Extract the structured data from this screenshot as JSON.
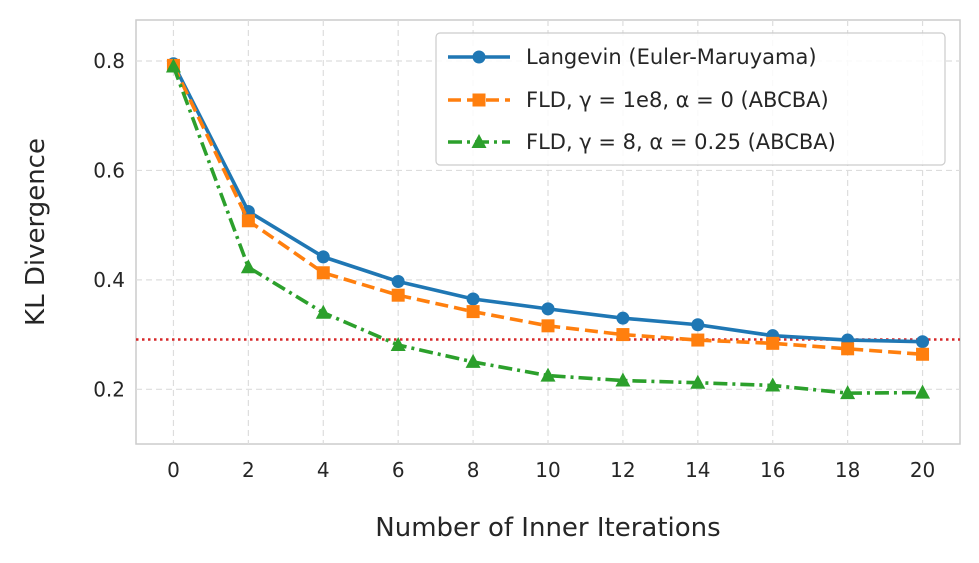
{
  "chart_data": {
    "type": "line",
    "title": "",
    "xlabel": "Number of Inner Iterations",
    "ylabel": "KL Divergence",
    "x": [
      0,
      2,
      4,
      6,
      8,
      10,
      12,
      14,
      16,
      18,
      20
    ],
    "xticks": [
      "0",
      "2",
      "4",
      "6",
      "8",
      "10",
      "12",
      "14",
      "16",
      "18",
      "20"
    ],
    "yticks": [
      "0.2",
      "0.4",
      "0.6",
      "0.8"
    ],
    "ytick_values": [
      0.2,
      0.4,
      0.6,
      0.8
    ],
    "xlim": [
      -1,
      21
    ],
    "ylim": [
      0.1,
      0.875
    ],
    "grid": true,
    "legend_position": "top-right",
    "series": [
      {
        "name": "Langevin (Euler-Maruyama)",
        "color": "#1f77b4",
        "line_style": "solid",
        "marker": "circle",
        "values": [
          0.795,
          0.525,
          0.442,
          0.397,
          0.365,
          0.347,
          0.33,
          0.318,
          0.298,
          0.29,
          0.287
        ]
      },
      {
        "name": "FLD, γ = 1e8, α = 0 (ABCBA)",
        "color": "#ff7f0e",
        "line_style": "dashed",
        "marker": "square",
        "values": [
          0.792,
          0.508,
          0.413,
          0.372,
          0.342,
          0.316,
          0.3,
          0.29,
          0.284,
          0.274,
          0.264
        ]
      },
      {
        "name": "FLD, γ = 8, α = 0.25 (ABCBA)",
        "color": "#2ca02c",
        "line_style": "dashdot",
        "marker": "triangle",
        "values": [
          0.79,
          0.423,
          0.34,
          0.281,
          0.25,
          0.225,
          0.216,
          0.212,
          0.207,
          0.193,
          0.194
        ]
      }
    ],
    "reference_line": {
      "value": 0.291,
      "color": "#d62728",
      "line_style": "dotted"
    }
  }
}
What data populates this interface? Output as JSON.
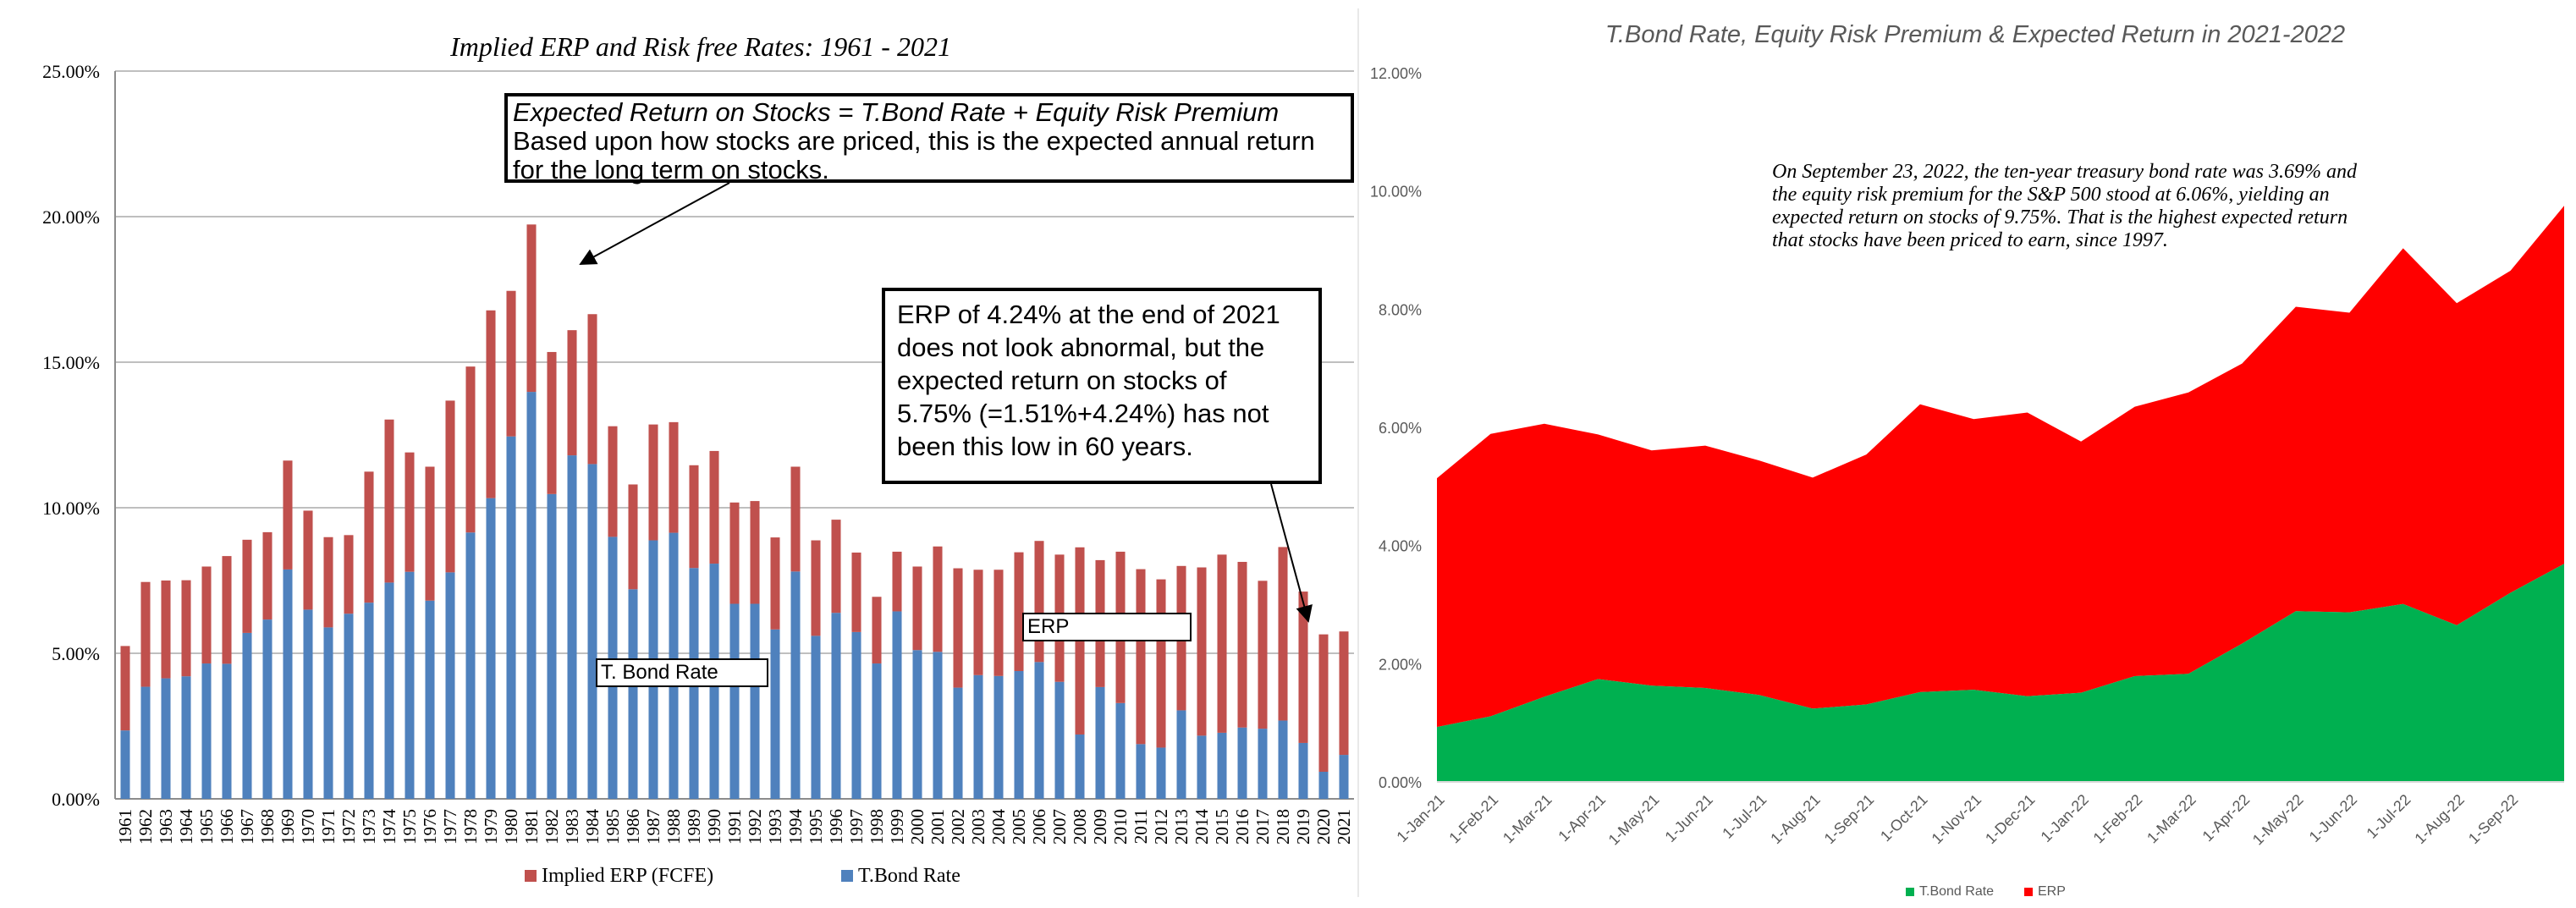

**********

### What the task requires
Except for the pictures, reproduce every line exactly.

### The output
Extract the structured data from this screenshot as JSON.
{
  "chart_data": {
    "type": "line",
    "title": "",
    "xlabel": "Number of Inner Iterations",
    "ylabel": "KL Divergence",
    "x": [
      0,
      2,
      4,
      6,
      8,
      10,
      12,
      14,
      16,
      18,
      20
    ],
    "xticks": [
      "0",
      "2",
      "4",
      "6",
      "8",
      "10",
      "12",
      "14",
      "16",
      "18",
      "20"
    ],
    "yticks": [
      "0.2",
      "0.4",
      "0.6",
      "0.8"
    ],
    "ytick_values": [
      0.2,
      0.4,
      0.6,
      0.8
    ],
    "xlim": [
      -1,
      21
    ],
    "ylim": [
      0.1,
      0.875
    ],
    "grid": true,
    "legend_position": "top-right",
    "series": [
      {
        "name": "Langevin (Euler-Maruyama)",
        "color": "#1f77b4",
        "line_style": "solid",
        "marker": "circle",
        "values": [
          0.795,
          0.525,
          0.442,
          0.397,
          0.365,
          0.347,
          0.33,
          0.318,
          0.298,
          0.29,
          0.287
        ]
      },
      {
        "name": "FLD, γ = 1e8, α = 0 (ABCBA)",
        "color": "#ff7f0e",
        "line_style": "dashed",
        "marker": "square",
        "values": [
          0.792,
          0.508,
          0.413,
          0.372,
          0.342,
          0.316,
          0.3,
          0.29,
          0.284,
          0.274,
          0.264
        ]
      },
      {
        "name": "FLD, γ = 8, α = 0.25 (ABCBA)",
        "color": "#2ca02c",
        "line_style": "dashdot",
        "marker": "triangle",
        "values": [
          0.79,
          0.423,
          0.34,
          0.281,
          0.25,
          0.225,
          0.216,
          0.212,
          0.207,
          0.193,
          0.194
        ]
      }
    ],
    "reference_line": {
      "value": 0.291,
      "color": "#d62728",
      "line_style": "dotted"
    }
  }
}
What data populates this interface? Output as JSON.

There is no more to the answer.